Problem statement
How many lines in the entries below contain "Можно"? Answer with the number only.

** start of Provided entries **

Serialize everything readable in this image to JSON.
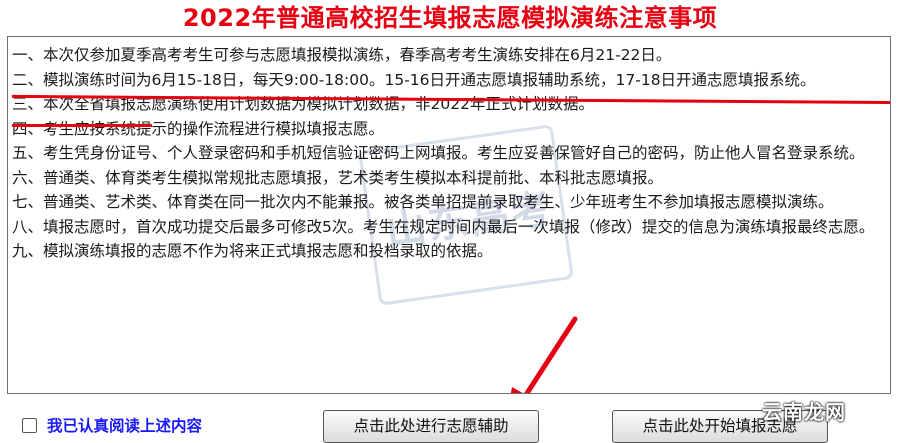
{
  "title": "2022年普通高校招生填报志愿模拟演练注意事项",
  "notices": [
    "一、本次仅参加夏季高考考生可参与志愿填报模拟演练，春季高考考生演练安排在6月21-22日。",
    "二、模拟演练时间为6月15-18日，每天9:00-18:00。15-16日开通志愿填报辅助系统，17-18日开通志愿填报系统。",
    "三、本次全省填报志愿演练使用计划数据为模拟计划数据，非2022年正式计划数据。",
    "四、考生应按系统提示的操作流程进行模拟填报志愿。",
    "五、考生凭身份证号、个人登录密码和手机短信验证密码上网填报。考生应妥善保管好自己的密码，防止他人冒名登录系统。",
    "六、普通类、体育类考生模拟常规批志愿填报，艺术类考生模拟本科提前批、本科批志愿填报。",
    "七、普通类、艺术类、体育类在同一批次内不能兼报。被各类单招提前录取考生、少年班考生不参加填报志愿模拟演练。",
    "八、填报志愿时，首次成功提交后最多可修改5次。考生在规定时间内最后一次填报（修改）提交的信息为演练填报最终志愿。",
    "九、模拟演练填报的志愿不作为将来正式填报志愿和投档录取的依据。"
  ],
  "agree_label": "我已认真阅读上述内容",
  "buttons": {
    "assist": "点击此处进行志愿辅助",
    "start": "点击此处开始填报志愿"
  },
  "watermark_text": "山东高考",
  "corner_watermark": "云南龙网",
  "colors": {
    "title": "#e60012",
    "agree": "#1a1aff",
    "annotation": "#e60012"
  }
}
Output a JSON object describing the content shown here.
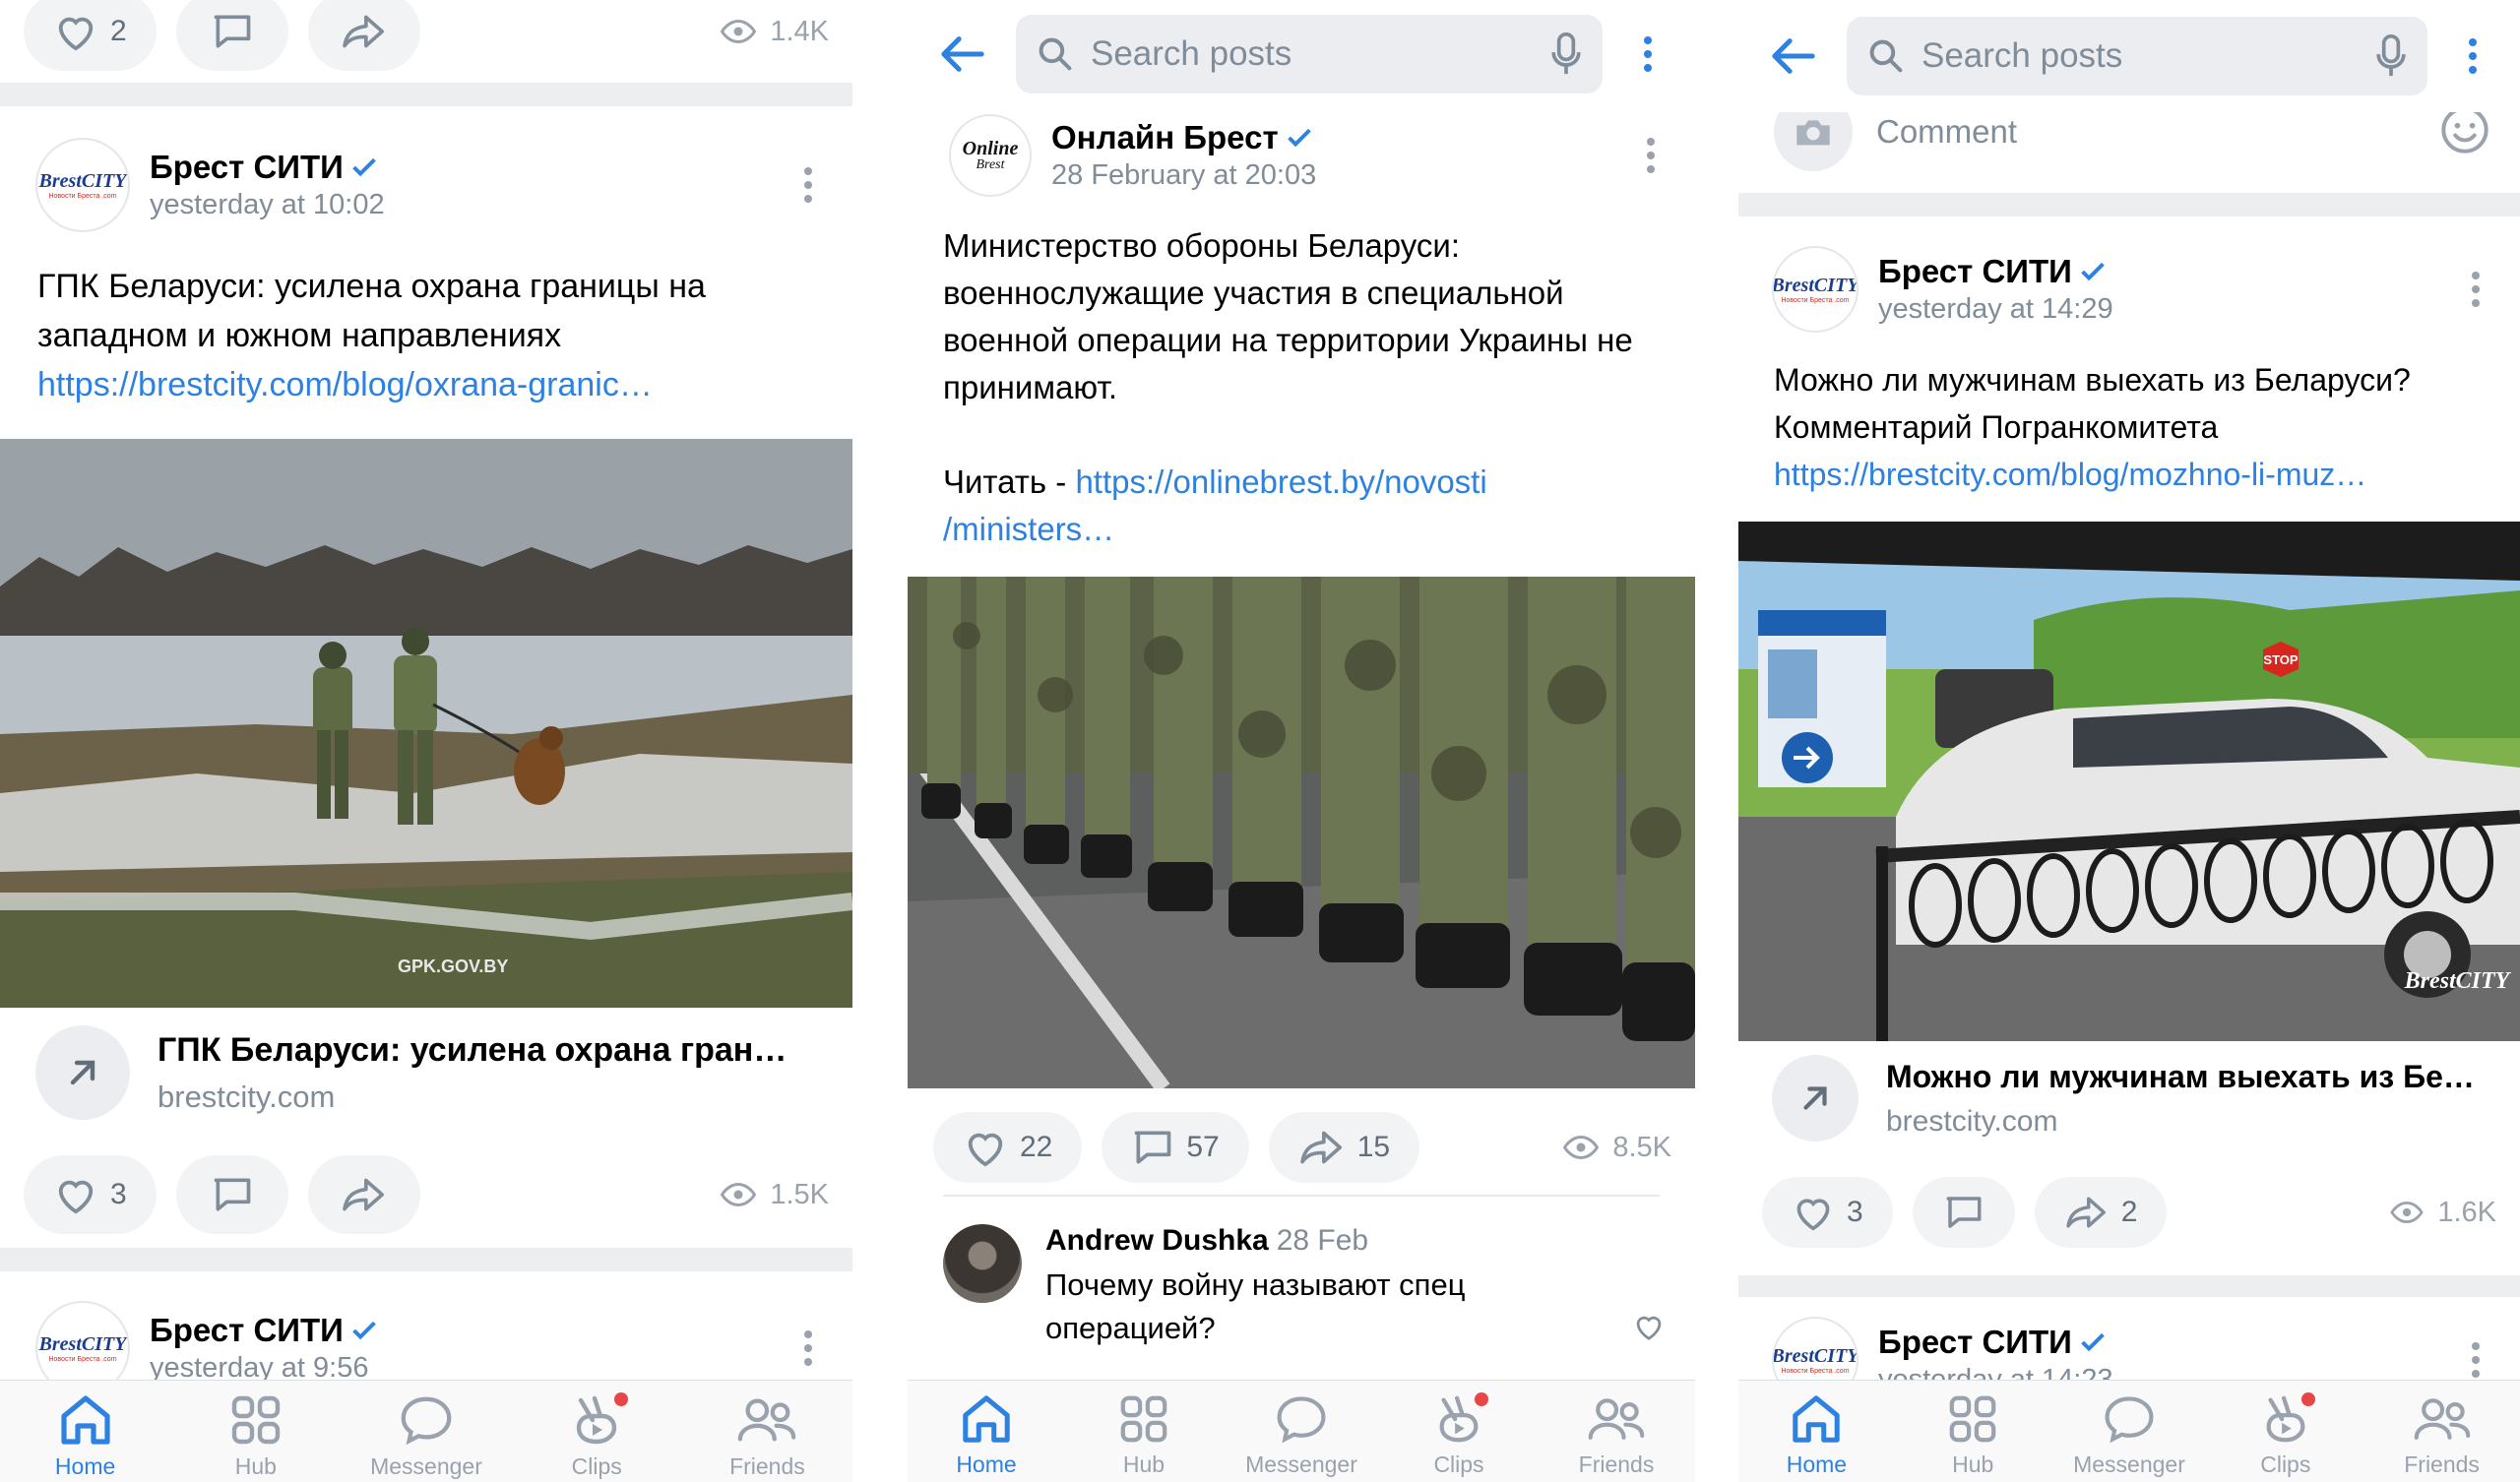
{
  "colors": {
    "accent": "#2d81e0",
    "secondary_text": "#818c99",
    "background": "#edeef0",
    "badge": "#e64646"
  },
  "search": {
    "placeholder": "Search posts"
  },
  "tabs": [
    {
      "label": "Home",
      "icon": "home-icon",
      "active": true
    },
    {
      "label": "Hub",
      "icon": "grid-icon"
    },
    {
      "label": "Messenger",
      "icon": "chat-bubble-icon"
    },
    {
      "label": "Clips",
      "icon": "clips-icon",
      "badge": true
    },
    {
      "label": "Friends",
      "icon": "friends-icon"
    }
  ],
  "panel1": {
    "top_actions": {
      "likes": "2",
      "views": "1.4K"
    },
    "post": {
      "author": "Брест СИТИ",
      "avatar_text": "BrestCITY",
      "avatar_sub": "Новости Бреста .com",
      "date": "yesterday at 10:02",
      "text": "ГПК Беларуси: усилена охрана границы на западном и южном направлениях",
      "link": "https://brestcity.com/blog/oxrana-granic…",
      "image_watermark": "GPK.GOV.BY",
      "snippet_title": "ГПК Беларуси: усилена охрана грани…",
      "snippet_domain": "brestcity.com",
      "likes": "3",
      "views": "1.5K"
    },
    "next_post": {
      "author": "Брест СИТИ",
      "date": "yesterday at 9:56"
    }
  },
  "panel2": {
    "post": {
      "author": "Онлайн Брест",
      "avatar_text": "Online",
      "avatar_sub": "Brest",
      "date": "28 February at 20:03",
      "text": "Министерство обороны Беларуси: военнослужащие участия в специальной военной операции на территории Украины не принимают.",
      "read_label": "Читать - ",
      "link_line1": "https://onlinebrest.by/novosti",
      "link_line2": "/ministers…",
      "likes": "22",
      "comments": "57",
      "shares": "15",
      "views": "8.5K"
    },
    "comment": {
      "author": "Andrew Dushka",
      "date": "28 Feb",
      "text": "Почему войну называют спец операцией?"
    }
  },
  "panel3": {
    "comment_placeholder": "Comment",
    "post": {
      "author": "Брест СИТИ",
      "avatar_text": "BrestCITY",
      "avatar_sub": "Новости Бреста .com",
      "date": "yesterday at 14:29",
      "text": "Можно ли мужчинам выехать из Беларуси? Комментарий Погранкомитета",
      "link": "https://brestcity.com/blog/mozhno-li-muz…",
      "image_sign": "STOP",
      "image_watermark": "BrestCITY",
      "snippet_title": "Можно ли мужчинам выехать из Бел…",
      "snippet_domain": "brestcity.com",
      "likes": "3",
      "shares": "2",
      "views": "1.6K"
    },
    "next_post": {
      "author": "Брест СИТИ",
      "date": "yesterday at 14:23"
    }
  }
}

** end of Provided entries **
** start of Provided entries **

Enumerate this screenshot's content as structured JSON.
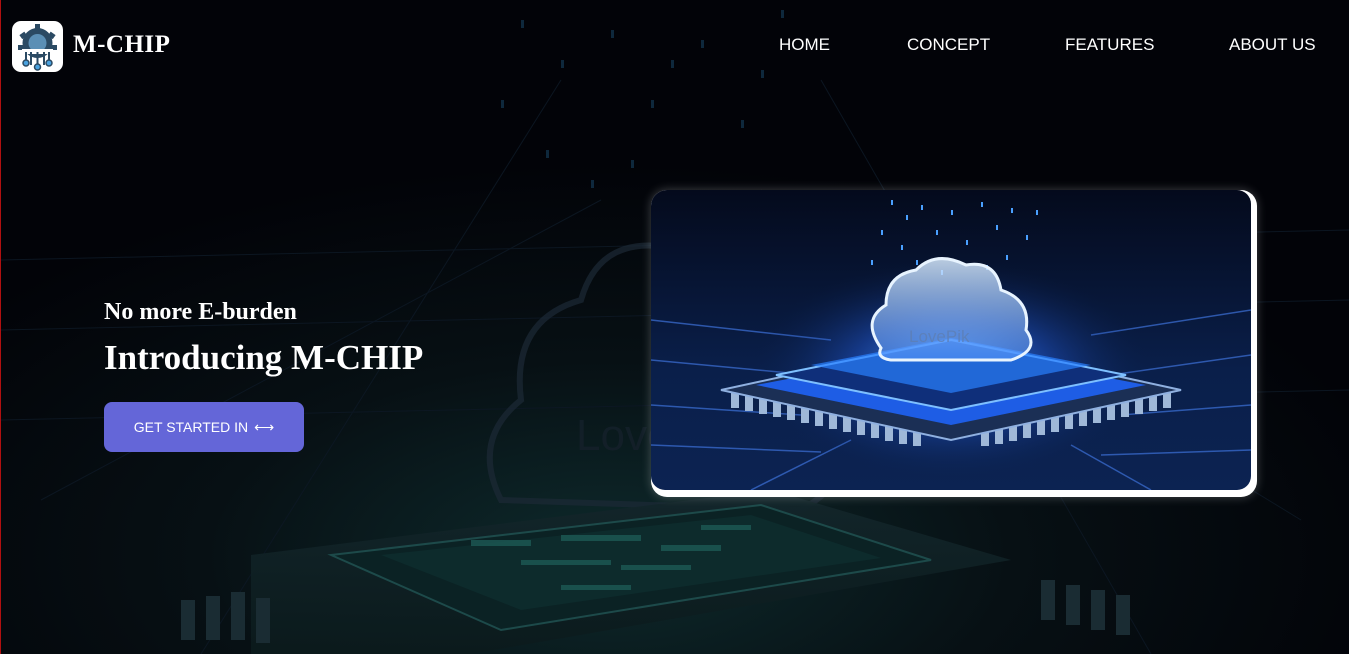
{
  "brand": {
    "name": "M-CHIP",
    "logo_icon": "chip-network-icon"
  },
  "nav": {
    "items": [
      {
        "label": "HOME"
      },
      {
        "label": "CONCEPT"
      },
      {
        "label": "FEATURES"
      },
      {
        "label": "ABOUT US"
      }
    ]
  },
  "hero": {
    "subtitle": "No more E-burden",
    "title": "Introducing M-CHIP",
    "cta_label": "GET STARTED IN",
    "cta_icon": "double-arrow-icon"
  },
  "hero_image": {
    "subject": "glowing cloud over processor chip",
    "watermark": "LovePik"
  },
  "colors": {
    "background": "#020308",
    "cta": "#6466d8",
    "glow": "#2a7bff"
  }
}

** end of Provided entries **

Full solution
2